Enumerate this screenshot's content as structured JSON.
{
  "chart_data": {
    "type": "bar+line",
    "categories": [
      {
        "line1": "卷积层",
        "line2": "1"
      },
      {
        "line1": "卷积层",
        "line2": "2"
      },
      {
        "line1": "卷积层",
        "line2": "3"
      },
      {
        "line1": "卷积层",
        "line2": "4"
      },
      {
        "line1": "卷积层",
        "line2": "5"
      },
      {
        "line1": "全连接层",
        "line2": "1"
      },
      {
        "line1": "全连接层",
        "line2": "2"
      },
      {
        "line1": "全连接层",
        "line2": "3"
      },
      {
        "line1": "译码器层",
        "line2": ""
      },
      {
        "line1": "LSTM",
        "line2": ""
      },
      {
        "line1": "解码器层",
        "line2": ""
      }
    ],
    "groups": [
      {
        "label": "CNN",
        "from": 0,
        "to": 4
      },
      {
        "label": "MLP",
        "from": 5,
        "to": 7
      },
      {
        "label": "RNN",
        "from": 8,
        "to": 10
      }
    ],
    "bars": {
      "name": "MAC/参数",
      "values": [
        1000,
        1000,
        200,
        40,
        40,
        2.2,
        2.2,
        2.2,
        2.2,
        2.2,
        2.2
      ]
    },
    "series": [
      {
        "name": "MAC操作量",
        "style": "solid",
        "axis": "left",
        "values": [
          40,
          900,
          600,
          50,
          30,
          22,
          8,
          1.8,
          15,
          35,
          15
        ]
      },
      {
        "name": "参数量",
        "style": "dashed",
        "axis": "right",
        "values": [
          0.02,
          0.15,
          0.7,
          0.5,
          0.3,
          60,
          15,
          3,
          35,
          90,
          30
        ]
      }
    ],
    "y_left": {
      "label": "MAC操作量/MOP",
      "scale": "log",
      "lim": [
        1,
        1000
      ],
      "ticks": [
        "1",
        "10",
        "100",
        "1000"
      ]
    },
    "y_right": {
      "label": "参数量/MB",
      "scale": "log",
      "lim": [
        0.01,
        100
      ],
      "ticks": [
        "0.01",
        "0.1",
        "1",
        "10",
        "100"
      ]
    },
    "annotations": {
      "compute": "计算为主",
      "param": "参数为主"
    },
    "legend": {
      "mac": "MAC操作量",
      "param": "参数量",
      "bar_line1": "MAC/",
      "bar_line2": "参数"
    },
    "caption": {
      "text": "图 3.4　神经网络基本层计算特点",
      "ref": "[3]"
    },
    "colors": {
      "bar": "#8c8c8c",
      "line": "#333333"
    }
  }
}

**********

Request: Write out every entry verbatim.

Complete response:
Enumerate this screenshot's content as structured JSON.
{
  "chart_data": {
    "type": "bar+line",
    "categories": [
      {
        "line1": "卷积层",
        "line2": "1"
      },
      {
        "line1": "卷积层",
        "line2": "2"
      },
      {
        "line1": "卷积层",
        "line2": "3"
      },
      {
        "line1": "卷积层",
        "line2": "4"
      },
      {
        "line1": "卷积层",
        "line2": "5"
      },
      {
        "line1": "全连接层",
        "line2": "1"
      },
      {
        "line1": "全连接层",
        "line2": "2"
      },
      {
        "line1": "全连接层",
        "line2": "3"
      },
      {
        "line1": "译码器层",
        "line2": ""
      },
      {
        "line1": "LSTM",
        "line2": ""
      },
      {
        "line1": "解码器层",
        "line2": ""
      }
    ],
    "groups": [
      {
        "label": "CNN",
        "from": 0,
        "to": 4
      },
      {
        "label": "MLP",
        "from": 5,
        "to": 7
      },
      {
        "label": "RNN",
        "from": 8,
        "to": 10
      }
    ],
    "bars": {
      "name": "MAC/参数",
      "values": [
        1000,
        1000,
        200,
        40,
        40,
        2.2,
        2.2,
        2.2,
        2.2,
        2.2,
        2.2
      ]
    },
    "series": [
      {
        "name": "MAC操作量",
        "style": "solid",
        "axis": "left",
        "values": [
          40,
          900,
          600,
          50,
          30,
          22,
          8,
          1.8,
          15,
          35,
          15
        ]
      },
      {
        "name": "参数量",
        "style": "dashed",
        "axis": "right",
        "values": [
          0.02,
          0.15,
          0.7,
          0.5,
          0.3,
          60,
          15,
          3,
          35,
          90,
          30
        ]
      }
    ],
    "y_left": {
      "label": "MAC操作量/MOP",
      "scale": "log",
      "lim": [
        1,
        1000
      ],
      "ticks": [
        "1",
        "10",
        "100",
        "1000"
      ]
    },
    "y_right": {
      "label": "参数量/MB",
      "scale": "log",
      "lim": [
        0.01,
        100
      ],
      "ticks": [
        "0.01",
        "0.1",
        "1",
        "10",
        "100"
      ]
    },
    "annotations": {
      "compute": "计算为主",
      "param": "参数为主"
    },
    "legend": {
      "mac": "MAC操作量",
      "param": "参数量",
      "bar_line1": "MAC/",
      "bar_line2": "参数"
    },
    "caption": {
      "text": "图 3.4　神经网络基本层计算特点",
      "ref": "[3]"
    },
    "colors": {
      "bar": "#8c8c8c",
      "line": "#333333"
    }
  }
}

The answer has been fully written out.